# [What the task requires]
Can you find the lines of the listing that include "Tamb" and copy every one?

+++ Data shown

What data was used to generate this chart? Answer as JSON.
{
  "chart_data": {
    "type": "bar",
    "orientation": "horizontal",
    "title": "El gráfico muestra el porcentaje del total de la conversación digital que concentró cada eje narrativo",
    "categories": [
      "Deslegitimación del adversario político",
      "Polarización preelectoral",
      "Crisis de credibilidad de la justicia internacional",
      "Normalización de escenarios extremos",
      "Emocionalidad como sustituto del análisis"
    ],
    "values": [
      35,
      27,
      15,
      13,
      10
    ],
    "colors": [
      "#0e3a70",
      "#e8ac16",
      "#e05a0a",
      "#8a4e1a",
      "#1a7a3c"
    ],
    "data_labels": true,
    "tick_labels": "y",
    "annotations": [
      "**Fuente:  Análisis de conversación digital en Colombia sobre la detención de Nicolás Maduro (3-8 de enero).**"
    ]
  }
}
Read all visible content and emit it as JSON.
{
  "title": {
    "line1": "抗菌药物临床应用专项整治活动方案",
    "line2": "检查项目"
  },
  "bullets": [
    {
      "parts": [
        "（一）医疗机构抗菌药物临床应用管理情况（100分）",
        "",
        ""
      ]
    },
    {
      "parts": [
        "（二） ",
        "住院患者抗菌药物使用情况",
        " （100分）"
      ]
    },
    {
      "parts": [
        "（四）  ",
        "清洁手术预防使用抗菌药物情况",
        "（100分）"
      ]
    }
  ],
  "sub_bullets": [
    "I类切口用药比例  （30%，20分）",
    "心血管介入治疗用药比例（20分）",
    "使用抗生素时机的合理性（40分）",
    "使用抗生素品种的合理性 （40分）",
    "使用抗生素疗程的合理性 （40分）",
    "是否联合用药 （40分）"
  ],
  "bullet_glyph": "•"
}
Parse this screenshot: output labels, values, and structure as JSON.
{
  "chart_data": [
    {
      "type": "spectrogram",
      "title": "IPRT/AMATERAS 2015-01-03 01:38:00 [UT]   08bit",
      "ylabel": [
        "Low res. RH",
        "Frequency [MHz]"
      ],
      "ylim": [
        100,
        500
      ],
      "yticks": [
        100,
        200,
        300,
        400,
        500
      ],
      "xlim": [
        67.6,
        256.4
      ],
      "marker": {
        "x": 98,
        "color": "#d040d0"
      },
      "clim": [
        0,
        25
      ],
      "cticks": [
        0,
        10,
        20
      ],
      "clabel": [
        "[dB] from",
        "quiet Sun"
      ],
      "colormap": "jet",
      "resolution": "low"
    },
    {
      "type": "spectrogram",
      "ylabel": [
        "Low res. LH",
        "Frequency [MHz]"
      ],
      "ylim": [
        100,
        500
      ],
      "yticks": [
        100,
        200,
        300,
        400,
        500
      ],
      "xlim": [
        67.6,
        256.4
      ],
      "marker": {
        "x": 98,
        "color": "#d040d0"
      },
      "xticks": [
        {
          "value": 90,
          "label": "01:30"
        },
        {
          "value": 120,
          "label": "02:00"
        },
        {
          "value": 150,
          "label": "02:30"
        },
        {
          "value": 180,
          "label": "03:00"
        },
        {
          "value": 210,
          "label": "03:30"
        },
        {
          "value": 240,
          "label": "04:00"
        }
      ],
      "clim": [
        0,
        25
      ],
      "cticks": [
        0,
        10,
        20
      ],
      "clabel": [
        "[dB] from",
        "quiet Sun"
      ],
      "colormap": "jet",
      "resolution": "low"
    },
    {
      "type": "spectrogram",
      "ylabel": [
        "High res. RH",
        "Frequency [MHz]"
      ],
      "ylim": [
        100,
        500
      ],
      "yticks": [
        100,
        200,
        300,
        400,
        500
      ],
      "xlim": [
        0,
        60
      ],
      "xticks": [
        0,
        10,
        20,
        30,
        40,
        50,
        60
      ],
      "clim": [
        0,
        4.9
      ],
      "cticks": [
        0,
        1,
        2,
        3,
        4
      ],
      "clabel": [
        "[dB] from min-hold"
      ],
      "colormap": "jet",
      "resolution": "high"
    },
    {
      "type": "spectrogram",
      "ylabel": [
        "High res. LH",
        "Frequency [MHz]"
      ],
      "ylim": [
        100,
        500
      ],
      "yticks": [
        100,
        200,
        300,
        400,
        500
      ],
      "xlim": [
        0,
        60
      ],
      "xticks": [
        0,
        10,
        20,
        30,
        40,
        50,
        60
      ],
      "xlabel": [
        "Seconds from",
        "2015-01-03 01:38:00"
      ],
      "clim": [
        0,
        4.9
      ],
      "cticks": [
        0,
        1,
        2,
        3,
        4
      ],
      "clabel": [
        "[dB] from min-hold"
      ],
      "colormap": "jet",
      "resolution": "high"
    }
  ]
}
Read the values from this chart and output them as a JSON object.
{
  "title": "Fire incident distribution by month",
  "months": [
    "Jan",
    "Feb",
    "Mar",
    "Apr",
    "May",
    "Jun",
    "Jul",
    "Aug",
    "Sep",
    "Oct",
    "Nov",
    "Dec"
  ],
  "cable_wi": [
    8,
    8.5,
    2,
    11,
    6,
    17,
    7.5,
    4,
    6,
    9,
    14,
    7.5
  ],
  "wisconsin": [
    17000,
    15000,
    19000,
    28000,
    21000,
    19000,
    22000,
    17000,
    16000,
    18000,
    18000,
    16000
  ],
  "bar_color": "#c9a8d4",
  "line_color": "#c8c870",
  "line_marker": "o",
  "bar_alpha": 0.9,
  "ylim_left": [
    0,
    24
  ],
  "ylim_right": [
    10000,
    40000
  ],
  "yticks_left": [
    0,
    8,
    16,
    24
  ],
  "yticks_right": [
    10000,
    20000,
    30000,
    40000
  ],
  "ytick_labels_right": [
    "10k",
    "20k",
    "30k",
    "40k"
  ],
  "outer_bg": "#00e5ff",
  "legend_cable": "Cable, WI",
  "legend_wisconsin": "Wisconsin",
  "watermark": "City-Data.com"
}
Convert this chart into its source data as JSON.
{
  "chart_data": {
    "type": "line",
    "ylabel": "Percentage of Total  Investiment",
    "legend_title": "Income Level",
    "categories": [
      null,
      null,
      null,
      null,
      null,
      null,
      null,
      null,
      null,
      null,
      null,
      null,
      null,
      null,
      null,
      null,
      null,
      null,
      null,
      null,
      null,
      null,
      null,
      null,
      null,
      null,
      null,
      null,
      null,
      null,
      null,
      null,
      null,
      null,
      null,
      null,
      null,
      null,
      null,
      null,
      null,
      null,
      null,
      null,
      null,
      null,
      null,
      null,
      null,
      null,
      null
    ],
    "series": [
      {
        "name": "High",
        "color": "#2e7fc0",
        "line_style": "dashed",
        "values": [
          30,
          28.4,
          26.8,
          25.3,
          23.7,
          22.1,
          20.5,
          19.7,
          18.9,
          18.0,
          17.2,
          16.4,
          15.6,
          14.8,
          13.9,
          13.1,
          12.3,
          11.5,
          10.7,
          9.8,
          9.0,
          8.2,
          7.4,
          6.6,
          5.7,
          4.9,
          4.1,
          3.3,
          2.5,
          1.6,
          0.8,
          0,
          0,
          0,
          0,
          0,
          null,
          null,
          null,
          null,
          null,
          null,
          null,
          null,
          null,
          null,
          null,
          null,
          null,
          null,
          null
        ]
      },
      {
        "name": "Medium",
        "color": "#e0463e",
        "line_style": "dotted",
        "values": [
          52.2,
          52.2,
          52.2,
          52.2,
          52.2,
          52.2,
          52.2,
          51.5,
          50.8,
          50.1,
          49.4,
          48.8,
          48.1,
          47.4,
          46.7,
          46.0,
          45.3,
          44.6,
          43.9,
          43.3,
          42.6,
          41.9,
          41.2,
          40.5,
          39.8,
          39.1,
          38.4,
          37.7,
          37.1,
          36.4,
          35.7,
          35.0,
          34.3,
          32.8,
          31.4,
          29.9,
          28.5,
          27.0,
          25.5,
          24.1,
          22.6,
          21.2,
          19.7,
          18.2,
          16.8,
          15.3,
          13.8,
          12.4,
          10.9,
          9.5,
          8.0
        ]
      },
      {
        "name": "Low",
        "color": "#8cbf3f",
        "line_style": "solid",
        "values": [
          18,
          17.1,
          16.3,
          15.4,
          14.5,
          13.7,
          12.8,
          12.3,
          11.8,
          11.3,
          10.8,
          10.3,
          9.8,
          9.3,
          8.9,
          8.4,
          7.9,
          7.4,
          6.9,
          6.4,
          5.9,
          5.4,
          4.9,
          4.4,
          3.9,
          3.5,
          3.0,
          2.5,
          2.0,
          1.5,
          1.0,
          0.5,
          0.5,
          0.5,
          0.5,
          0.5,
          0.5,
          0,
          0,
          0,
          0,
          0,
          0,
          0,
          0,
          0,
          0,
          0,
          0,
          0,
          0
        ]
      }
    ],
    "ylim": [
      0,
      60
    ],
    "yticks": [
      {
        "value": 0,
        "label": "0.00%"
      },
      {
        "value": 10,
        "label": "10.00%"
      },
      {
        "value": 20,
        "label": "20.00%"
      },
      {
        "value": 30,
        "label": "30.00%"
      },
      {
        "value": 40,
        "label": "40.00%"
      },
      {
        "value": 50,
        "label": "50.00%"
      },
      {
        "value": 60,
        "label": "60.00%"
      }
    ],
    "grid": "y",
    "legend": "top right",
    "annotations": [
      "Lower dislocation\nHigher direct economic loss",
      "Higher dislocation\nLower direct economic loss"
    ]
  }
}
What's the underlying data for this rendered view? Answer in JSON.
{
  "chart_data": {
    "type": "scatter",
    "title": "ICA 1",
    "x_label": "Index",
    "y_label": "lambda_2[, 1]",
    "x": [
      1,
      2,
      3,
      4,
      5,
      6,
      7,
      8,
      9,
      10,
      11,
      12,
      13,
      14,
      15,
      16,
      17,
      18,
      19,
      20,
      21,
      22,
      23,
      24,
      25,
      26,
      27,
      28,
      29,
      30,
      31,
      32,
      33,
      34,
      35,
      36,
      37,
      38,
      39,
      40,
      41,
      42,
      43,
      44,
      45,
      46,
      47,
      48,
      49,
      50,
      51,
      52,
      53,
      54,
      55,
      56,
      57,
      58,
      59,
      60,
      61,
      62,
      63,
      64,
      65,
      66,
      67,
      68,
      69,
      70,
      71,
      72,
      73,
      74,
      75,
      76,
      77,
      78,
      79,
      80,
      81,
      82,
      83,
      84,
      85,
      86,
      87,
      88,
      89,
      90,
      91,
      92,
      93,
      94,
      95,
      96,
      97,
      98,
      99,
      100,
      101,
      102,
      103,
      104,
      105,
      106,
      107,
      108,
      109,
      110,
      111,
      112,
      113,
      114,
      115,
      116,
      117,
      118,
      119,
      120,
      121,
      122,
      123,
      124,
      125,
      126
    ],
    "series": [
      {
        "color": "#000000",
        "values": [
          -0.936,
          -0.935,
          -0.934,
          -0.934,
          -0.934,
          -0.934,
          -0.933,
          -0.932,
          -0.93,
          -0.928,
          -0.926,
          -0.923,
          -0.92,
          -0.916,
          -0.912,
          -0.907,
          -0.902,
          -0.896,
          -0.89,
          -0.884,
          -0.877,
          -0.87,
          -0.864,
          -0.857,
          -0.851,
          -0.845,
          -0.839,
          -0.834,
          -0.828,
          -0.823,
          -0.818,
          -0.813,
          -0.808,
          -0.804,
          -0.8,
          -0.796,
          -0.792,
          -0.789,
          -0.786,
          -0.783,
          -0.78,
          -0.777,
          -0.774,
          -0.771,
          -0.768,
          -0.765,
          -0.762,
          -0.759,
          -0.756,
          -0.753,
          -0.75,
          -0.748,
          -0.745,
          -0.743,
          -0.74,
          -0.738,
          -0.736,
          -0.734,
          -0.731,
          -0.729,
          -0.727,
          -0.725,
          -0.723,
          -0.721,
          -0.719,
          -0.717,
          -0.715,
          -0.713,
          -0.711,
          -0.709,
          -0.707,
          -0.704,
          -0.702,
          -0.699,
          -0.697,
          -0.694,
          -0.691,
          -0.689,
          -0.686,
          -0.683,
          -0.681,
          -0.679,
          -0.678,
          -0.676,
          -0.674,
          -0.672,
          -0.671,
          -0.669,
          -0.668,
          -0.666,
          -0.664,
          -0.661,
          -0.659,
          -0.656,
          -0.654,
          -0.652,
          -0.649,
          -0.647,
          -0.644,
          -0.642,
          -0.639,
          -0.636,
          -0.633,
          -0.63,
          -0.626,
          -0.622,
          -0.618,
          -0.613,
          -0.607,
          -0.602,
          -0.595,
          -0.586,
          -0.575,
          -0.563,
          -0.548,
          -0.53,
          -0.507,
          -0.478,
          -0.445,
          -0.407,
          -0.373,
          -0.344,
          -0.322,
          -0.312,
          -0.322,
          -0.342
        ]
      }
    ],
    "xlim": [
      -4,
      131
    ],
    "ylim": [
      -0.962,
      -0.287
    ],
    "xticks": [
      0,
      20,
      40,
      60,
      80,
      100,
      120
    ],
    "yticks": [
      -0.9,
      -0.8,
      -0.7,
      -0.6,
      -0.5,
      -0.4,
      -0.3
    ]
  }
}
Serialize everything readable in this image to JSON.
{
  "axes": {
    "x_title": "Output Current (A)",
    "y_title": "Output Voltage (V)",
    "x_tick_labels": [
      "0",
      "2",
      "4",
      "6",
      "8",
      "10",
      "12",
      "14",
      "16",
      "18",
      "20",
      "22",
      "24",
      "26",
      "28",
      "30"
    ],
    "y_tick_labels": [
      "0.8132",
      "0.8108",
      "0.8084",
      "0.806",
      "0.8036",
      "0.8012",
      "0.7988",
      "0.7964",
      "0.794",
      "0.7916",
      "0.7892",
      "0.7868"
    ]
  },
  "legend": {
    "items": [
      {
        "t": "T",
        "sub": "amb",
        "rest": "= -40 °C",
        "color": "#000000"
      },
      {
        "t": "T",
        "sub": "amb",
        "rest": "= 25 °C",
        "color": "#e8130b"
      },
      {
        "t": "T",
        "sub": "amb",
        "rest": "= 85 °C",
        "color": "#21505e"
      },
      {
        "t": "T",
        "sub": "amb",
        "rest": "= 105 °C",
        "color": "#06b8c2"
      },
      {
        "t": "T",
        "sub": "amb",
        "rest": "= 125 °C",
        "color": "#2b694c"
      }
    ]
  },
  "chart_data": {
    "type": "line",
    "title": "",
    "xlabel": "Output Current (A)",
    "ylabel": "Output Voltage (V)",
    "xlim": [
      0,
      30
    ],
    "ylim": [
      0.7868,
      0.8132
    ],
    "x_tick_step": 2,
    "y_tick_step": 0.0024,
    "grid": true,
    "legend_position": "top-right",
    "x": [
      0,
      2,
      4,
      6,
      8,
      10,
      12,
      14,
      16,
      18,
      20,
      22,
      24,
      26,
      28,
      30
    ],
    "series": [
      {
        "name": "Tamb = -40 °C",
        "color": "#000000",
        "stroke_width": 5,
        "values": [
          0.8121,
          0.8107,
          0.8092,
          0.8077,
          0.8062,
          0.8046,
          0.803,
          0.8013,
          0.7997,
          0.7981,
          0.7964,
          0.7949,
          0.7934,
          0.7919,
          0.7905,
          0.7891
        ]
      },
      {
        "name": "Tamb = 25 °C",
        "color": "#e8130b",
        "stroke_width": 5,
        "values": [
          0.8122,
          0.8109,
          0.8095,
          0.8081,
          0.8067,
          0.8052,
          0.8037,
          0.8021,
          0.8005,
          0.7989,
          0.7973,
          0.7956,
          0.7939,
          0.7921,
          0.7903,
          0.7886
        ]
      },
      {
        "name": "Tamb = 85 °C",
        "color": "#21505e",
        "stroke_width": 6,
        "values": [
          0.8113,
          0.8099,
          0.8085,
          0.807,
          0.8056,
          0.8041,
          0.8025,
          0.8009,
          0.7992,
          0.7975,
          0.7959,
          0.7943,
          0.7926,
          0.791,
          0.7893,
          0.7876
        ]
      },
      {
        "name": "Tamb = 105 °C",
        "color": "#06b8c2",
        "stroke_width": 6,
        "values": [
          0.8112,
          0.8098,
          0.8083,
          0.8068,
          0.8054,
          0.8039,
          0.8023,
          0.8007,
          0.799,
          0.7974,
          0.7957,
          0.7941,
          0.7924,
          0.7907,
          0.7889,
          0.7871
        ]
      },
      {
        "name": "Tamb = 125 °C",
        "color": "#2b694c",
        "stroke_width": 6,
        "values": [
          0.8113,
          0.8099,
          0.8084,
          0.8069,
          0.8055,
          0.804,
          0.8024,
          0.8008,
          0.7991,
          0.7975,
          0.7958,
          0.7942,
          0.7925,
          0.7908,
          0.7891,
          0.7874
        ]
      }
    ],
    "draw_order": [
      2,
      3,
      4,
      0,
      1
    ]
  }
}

++++++

# [Solution to this task]
        "name": "Tamb = -40 °C",
        "name": "Tamb = 25 °C",
        "name": "Tamb = 85 °C",
        "name": "Tamb = 105 °C",
        "name": "Tamb = 125 °C",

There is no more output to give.